Figure content listings:
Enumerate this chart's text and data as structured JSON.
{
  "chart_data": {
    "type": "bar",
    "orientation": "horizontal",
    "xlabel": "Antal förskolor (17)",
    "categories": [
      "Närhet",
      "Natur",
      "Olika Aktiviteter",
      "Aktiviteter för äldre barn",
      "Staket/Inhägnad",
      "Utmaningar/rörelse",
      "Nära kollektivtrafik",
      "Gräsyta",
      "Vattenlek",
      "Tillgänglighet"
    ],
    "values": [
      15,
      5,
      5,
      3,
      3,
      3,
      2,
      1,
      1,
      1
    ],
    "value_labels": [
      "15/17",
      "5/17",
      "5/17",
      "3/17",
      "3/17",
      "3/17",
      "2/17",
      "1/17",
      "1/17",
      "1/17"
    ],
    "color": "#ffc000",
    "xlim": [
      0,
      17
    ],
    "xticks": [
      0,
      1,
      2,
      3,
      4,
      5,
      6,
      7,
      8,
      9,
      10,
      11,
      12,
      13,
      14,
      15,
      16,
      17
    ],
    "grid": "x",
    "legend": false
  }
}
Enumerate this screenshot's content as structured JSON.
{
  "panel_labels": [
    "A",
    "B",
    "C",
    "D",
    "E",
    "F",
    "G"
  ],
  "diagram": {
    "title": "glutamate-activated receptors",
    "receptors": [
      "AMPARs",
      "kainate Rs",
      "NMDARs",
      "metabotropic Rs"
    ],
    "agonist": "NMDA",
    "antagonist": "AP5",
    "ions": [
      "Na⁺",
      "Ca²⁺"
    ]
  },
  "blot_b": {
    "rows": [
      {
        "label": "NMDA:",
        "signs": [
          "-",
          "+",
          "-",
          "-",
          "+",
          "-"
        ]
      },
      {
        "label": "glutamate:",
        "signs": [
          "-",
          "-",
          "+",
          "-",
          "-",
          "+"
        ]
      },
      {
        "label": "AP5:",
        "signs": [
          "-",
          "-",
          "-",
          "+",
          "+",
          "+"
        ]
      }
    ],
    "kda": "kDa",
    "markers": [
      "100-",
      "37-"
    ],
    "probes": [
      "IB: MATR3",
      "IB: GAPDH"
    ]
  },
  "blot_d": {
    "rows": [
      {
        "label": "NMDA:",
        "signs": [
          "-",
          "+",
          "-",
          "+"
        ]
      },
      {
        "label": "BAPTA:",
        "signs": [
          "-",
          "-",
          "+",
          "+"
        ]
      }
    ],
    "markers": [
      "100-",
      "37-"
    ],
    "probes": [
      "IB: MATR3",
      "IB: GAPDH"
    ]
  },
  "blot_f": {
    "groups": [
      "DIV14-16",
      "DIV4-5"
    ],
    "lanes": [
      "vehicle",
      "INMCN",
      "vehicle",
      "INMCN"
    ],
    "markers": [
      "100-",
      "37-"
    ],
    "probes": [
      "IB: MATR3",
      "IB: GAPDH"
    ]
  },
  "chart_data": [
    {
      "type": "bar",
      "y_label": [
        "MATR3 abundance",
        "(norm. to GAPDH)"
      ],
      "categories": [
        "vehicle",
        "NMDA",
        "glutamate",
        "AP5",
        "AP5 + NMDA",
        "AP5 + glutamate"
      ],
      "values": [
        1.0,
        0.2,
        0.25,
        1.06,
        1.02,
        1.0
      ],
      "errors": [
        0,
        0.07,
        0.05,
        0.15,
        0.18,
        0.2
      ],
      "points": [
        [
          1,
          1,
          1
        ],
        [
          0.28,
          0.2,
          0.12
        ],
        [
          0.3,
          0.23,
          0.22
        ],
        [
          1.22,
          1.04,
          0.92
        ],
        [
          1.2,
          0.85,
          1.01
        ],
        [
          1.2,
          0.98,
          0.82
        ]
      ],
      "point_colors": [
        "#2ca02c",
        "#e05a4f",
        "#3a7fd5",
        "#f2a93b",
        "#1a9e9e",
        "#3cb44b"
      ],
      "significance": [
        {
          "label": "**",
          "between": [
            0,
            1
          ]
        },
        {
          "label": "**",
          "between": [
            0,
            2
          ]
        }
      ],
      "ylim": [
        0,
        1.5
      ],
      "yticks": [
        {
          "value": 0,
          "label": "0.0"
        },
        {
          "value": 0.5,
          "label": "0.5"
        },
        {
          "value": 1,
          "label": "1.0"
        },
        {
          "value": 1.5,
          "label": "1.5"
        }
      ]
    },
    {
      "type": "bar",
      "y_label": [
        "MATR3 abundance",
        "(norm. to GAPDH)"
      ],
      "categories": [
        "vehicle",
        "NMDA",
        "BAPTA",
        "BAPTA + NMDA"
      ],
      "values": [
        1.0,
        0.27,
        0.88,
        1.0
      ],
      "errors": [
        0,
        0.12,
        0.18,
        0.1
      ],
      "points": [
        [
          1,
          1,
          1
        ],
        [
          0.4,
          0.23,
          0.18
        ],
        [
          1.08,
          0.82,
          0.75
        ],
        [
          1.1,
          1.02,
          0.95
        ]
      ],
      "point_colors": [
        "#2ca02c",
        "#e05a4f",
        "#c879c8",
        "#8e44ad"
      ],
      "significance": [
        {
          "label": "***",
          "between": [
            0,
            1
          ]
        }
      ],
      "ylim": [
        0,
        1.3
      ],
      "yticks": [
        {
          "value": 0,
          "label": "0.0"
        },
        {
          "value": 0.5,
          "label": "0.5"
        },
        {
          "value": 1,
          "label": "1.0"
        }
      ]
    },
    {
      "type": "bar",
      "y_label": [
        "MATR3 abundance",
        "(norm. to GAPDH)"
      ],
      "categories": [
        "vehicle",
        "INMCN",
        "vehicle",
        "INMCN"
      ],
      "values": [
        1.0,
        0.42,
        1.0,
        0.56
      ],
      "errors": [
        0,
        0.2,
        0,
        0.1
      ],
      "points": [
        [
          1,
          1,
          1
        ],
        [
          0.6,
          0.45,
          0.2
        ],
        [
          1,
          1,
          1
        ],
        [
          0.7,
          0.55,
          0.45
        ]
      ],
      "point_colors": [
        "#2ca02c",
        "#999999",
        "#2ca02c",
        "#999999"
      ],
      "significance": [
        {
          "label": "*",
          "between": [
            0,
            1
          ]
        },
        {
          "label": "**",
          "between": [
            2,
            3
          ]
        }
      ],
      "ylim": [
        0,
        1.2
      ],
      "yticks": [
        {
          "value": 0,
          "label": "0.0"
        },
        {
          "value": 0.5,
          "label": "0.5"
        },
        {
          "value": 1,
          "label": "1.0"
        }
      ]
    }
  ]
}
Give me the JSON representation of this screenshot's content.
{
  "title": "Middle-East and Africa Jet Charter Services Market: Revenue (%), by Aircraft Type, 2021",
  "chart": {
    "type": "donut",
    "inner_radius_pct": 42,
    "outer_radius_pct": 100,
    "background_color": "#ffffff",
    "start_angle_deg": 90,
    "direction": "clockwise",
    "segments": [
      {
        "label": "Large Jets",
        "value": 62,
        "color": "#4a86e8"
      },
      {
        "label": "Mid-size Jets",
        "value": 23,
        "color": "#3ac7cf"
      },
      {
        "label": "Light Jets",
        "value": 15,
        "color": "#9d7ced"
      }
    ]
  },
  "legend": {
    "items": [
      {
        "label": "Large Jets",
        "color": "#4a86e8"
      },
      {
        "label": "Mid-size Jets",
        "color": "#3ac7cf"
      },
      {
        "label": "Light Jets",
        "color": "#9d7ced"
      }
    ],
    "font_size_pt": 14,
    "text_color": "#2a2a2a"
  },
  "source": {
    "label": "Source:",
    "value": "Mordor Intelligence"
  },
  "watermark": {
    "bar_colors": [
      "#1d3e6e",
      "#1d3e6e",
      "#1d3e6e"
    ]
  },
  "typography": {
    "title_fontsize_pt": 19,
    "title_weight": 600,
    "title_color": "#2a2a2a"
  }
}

Task: Make an exact copy of the listing, including every line.

Response:
Enumerate this chart's text and data as structured JSON.
{
  "chart_data": {
    "type": "bar",
    "orientation": "horizontal",
    "xlabel": "Antal förskolor (17)",
    "categories": [
      "Närhet",
      "Natur",
      "Olika Aktiviteter",
      "Aktiviteter för äldre barn",
      "Staket/Inhägnad",
      "Utmaningar/rörelse",
      "Nära kollektivtrafik",
      "Gräsyta",
      "Vattenlek",
      "Tillgänglighet"
    ],
    "values": [
      15,
      5,
      5,
      3,
      3,
      3,
      2,
      1,
      1,
      1
    ],
    "value_labels": [
      "15/17",
      "5/17",
      "5/17",
      "3/17",
      "3/17",
      "3/17",
      "2/17",
      "1/17",
      "1/17",
      "1/17"
    ],
    "color": "#ffc000",
    "xlim": [
      0,
      17
    ],
    "xticks": [
      0,
      1,
      2,
      3,
      4,
      5,
      6,
      7,
      8,
      9,
      10,
      11,
      12,
      13,
      14,
      15,
      16,
      17
    ],
    "grid": "x",
    "legend": false
  }
}
Enumerate this screenshot's content as structured JSON.
{
  "panel_labels": [
    "A",
    "B",
    "C",
    "D",
    "E",
    "F",
    "G"
  ],
  "diagram": {
    "title": "glutamate-activated receptors",
    "receptors": [
      "AMPARs",
      "kainate Rs",
      "NMDARs",
      "metabotropic Rs"
    ],
    "agonist": "NMDA",
    "antagonist": "AP5",
    "ions": [
      "Na⁺",
      "Ca²⁺"
    ]
  },
  "blot_b": {
    "rows": [
      {
        "label": "NMDA:",
        "signs": [
          "-",
          "+",
          "-",
          "-",
          "+",
          "-"
        ]
      },
      {
        "label": "glutamate:",
        "signs": [
          "-",
          "-",
          "+",
          "-",
          "-",
          "+"
        ]
      },
      {
        "label": "AP5:",
        "signs": [
          "-",
          "-",
          "-",
          "+",
          "+",
          "+"
        ]
      }
    ],
    "kda": "kDa",
    "markers": [
      "100-",
      "37-"
    ],
    "probes": [
      "IB: MATR3",
      "IB: GAPDH"
    ]
  },
  "blot_d": {
    "rows": [
      {
        "label": "NMDA:",
        "signs": [
          "-",
          "+",
          "-",
          "+"
        ]
      },
      {
        "label": "BAPTA:",
        "signs": [
          "-",
          "-",
          "+",
          "+"
        ]
      }
    ],
    "markers": [
      "100-",
      "37-"
    ],
    "probes": [
      "IB: MATR3",
      "IB: GAPDH"
    ]
  },
  "blot_f": {
    "groups": [
      "DIV14-16",
      "DIV4-5"
    ],
    "lanes": [
      "vehicle",
      "INMCN",
      "vehicle",
      "INMCN"
    ],
    "markers": [
      "100-",
      "37-"
    ],
    "probes": [
      "IB: MATR3",
      "IB: GAPDH"
    ]
  },
  "chart_data": [
    {
      "type": "bar",
      "y_label": [
        "MATR3 abundance",
        "(norm. to GAPDH)"
      ],
      "categories": [
        "vehicle",
        "NMDA",
        "glutamate",
        "AP5",
        "AP5 + NMDA",
        "AP5 + glutamate"
      ],
      "values": [
        1.0,
        0.2,
        0.25,
        1.06,
        1.02,
        1.0
      ],
      "errors": [
        0,
        0.07,
        0.05,
        0.15,
        0.18,
        0.2
      ],
      "points": [
        [
          1,
          1,
          1
        ],
        [
          0.28,
          0.2,
          0.12
        ],
        [
          0.3,
          0.23,
          0.22
        ],
        [
          1.22,
          1.04,
          0.92
        ],
        [
          1.2,
          0.85,
          1.01
        ],
        [
          1.2,
          0.98,
          0.82
        ]
      ],
      "point_colors": [
        "#2ca02c",
        "#e05a4f",
        "#3a7fd5",
        "#f2a93b",
        "#1a9e9e",
        "#3cb44b"
      ],
      "significance": [
        {
          "label": "**",
          "between": [
            0,
            1
          ]
        },
        {
          "label": "**",
          "between": [
            0,
            2
          ]
        }
      ],
      "ylim": [
        0,
        1.5
      ],
      "yticks": [
        {
          "value": 0,
          "label": "0.0"
        },
        {
          "value": 0.5,
          "label": "0.5"
        },
        {
          "value": 1,
          "label": "1.0"
        },
        {
          "value": 1.5,
          "label": "1.5"
        }
      ]
    },
    {
      "type": "bar",
      "y_label": [
        "MATR3 abundance",
        "(norm. to GAPDH)"
      ],
      "categories": [
        "vehicle",
        "NMDA",
        "BAPTA",
        "BAPTA + NMDA"
      ],
      "values": [
        1.0,
        0.27,
        0.88,
        1.0
      ],
      "errors": [
        0,
        0.12,
        0.18,
        0.1
      ],
      "points": [
        [
          1,
          1,
          1
        ],
        [
          0.4,
          0.23,
          0.18
        ],
        [
          1.08,
          0.82,
          0.75
        ],
        [
          1.1,
          1.02,
          0.95
        ]
      ],
      "point_colors": [
        "#2ca02c",
        "#e05a4f",
        "#c879c8",
        "#8e44ad"
      ],
      "significance": [
        {
          "label": "***",
          "between": [
            0,
            1
          ]
        }
      ],
      "ylim": [
        0,
        1.3
      ],
      "yticks": [
        {
          "value": 0,
          "label": "0.0"
        },
        {
          "value": 0.5,
          "label": "0.5"
        },
        {
          "value": 1,
          "label": "1.0"
        }
      ]
    },
    {
      "type": "bar",
      "y_label": [
        "MATR3 abundance",
        "(norm. to GAPDH)"
      ],
      "categories": [
        "vehicle",
        "INMCN",
        "vehicle",
        "INMCN"
      ],
      "values": [
        1.0,
        0.42,
        1.0,
        0.56
      ],
      "errors": [
        0,
        0.2,
        0,
        0.1
      ],
      "points": [
        [
          1,
          1,
          1
        ],
        [
          0.6,
          0.45,
          0.2
        ],
        [
          1,
          1,
          1
        ],
        [
          0.7,
          0.55,
          0.45
        ]
      ],
      "point_colors": [
        "#2ca02c",
        "#999999",
        "#2ca02c",
        "#999999"
      ],
      "significance": [
        {
          "label": "*",
          "between": [
            0,
            1
          ]
        },
        {
          "label": "**",
          "between": [
            2,
            3
          ]
        }
      ],
      "ylim": [
        0,
        1.2
      ],
      "yticks": [
        {
          "value": 0,
          "label": "0.0"
        },
        {
          "value": 0.5,
          "label": "0.5"
        },
        {
          "value": 1,
          "label": "1.0"
        }
      ]
    }
  ]
}
Give me the JSON representation of this screenshot's content.
{
  "title": "Middle-East and Africa Jet Charter Services Market: Revenue (%), by Aircraft Type, 2021",
  "chart": {
    "type": "donut",
    "inner_radius_pct": 42,
    "outer_radius_pct": 100,
    "background_color": "#ffffff",
    "start_angle_deg": 90,
    "direction": "clockwise",
    "segments": [
      {
        "label": "Large Jets",
        "value": 62,
        "color": "#4a86e8"
      },
      {
        "label": "Mid-size Jets",
        "value": 23,
        "color": "#3ac7cf"
      },
      {
        "label": "Light Jets",
        "value": 15,
        "color": "#9d7ced"
      }
    ]
  },
  "legend": {
    "items": [
      {
        "label": "Large Jets",
        "color": "#4a86e8"
      },
      {
        "label": "Mid-size Jets",
        "color": "#3ac7cf"
      },
      {
        "label": "Light Jets",
        "color": "#9d7ced"
      }
    ],
    "font_size_pt": 14,
    "text_color": "#2a2a2a"
  },
  "source": {
    "label": "Source:",
    "value": "Mordor Intelligence"
  },
  "watermark": {
    "bar_colors": [
      "#1d3e6e",
      "#1d3e6e",
      "#1d3e6e"
    ]
  },
  "typography": {
    "title_fontsize_pt": 19,
    "title_weight": 600,
    "title_color": "#2a2a2a"
  }
}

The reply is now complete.